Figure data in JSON
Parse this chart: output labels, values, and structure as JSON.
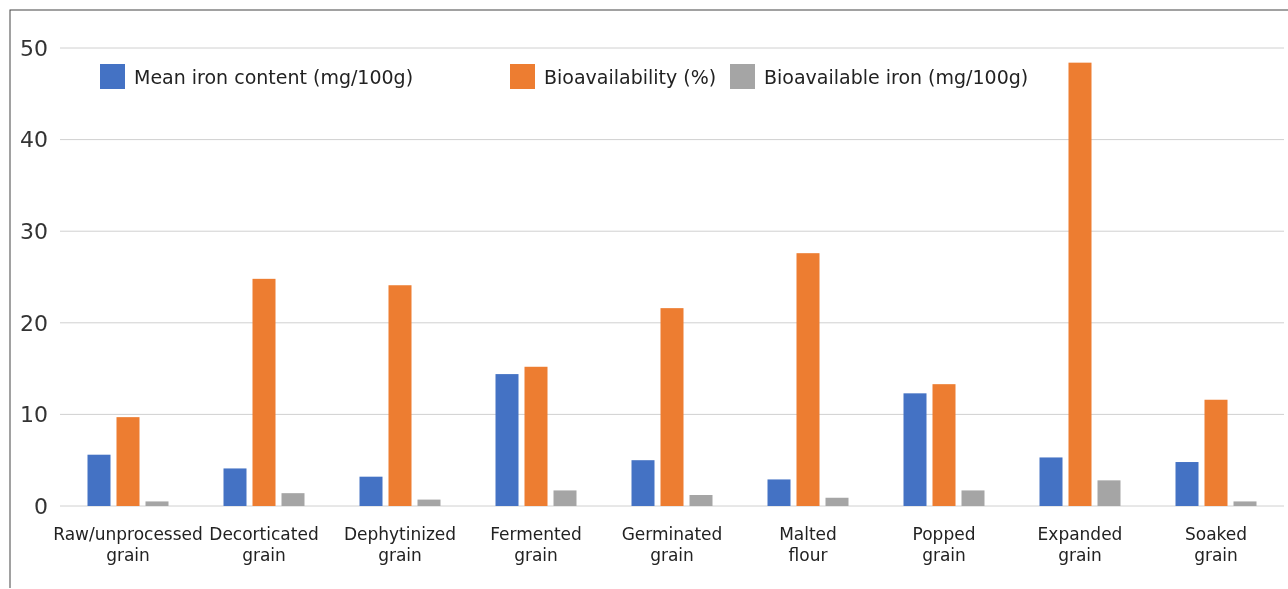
{
  "chart_data": {
    "type": "bar",
    "categories": [
      "Raw/unprocessed grain",
      "Decorticated grain",
      "Dephytinized grain",
      "Fermented grain",
      "Germinated grain",
      "Malted flour",
      "Popped grain",
      "Expanded grain",
      "Soaked grain"
    ],
    "series": [
      {
        "name": "Mean iron content (mg/100g)",
        "color": "#4472c4",
        "values": [
          5.6,
          4.1,
          3.2,
          14.4,
          5.0,
          2.9,
          12.3,
          5.3,
          4.8
        ]
      },
      {
        "name": "Bioavailability (%)",
        "color": "#ed7d31",
        "values": [
          9.7,
          24.8,
          24.1,
          15.2,
          21.6,
          27.6,
          13.3,
          48.4,
          11.6
        ]
      },
      {
        "name": "Bioavailable iron (mg/100g)",
        "color": "#a5a5a5",
        "values": [
          0.5,
          1.4,
          0.7,
          1.7,
          1.2,
          0.9,
          1.7,
          2.8,
          0.5
        ]
      }
    ],
    "ylim": [
      0,
      50
    ],
    "yticks": [
      0,
      10,
      20,
      30,
      40,
      50
    ],
    "grid": "y",
    "legend": "top left"
  }
}
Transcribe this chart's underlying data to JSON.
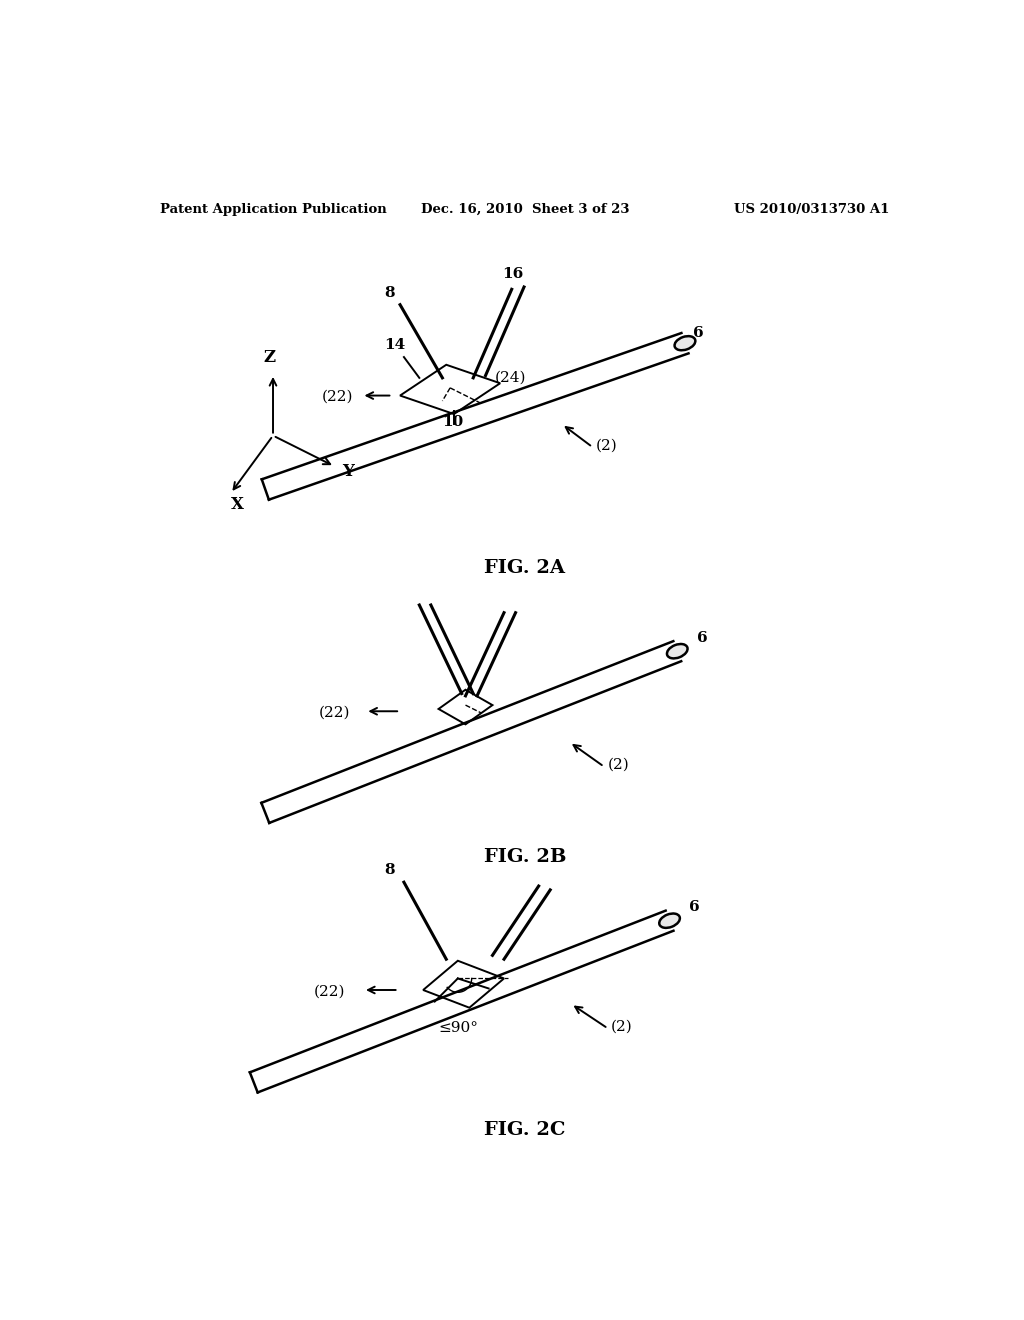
{
  "title_left": "Patent Application Publication",
  "title_mid": "Dec. 16, 2010  Sheet 3 of 23",
  "title_right": "US 2010/0313730 A1",
  "fig2a_label": "FIG. 2A",
  "fig2b_label": "FIG. 2B",
  "fig2c_label": "FIG. 2C",
  "bg_color": "#ffffff",
  "line_color": "#000000"
}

## What to produce
Copy only the lines running from the one that holds "Transcribe this chart's" through the last line of the data, and include both of those lines. Do not copy any pictures.

## Exercise solution
Transcribe this chart's underlying data to JSON.
{
  "title_left": "Patent Application Publication",
  "title_mid": "Dec. 16, 2010  Sheet 3 of 23",
  "title_right": "US 2010/0313730 A1",
  "fig2a_label": "FIG. 2A",
  "fig2b_label": "FIG. 2B",
  "fig2c_label": "FIG. 2C",
  "bg_color": "#ffffff",
  "line_color": "#000000"
}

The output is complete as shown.